Records:

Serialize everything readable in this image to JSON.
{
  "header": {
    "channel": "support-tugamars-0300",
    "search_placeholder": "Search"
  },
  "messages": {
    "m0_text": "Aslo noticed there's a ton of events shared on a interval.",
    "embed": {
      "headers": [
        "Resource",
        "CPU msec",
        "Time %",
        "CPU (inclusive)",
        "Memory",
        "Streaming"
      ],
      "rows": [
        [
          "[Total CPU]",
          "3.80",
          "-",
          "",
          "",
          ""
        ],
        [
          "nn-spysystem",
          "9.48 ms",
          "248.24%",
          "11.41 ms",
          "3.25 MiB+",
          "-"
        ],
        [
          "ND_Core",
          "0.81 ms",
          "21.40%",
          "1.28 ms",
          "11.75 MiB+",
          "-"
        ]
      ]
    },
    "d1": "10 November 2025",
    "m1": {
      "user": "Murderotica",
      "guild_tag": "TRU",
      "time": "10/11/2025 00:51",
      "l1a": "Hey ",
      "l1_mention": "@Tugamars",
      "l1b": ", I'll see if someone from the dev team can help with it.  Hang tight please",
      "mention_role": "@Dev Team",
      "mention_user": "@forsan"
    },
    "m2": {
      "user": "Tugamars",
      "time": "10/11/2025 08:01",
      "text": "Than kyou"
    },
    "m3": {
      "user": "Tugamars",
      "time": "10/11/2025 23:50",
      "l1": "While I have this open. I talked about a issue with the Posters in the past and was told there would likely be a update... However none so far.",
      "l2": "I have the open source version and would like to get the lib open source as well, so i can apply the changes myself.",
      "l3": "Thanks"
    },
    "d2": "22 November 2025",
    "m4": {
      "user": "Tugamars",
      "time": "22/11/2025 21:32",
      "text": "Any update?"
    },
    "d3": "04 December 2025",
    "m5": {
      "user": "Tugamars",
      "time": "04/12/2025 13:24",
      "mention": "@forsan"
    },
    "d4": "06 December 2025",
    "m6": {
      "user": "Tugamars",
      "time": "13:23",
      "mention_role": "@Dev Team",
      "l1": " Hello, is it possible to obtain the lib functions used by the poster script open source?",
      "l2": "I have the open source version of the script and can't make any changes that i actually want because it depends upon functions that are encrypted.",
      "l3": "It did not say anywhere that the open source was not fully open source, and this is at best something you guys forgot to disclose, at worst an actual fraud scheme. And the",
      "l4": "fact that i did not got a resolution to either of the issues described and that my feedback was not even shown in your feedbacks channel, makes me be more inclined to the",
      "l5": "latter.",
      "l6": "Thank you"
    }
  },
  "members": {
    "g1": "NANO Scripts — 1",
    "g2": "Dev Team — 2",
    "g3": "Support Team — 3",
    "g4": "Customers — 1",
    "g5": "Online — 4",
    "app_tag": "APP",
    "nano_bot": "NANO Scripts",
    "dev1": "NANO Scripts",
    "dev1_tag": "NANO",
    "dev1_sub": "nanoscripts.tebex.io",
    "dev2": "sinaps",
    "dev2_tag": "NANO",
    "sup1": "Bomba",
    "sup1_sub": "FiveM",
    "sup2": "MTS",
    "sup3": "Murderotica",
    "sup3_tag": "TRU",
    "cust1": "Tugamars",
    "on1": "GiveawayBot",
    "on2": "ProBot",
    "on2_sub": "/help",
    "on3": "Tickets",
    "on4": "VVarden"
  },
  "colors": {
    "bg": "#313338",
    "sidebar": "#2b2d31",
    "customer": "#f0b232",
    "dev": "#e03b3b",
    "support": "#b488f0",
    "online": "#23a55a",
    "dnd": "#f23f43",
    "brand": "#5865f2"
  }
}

Required work:
In the entries above, find every line holding the word "would" and copy it out.

Task result:
      "l1": "While I have this open. I talked about a issue with the Posters in the past and was told there would likely be a update... However none so far.",
      "l2": "I have the open source version and would like to get the lib open source as well, so i can apply the changes myself.",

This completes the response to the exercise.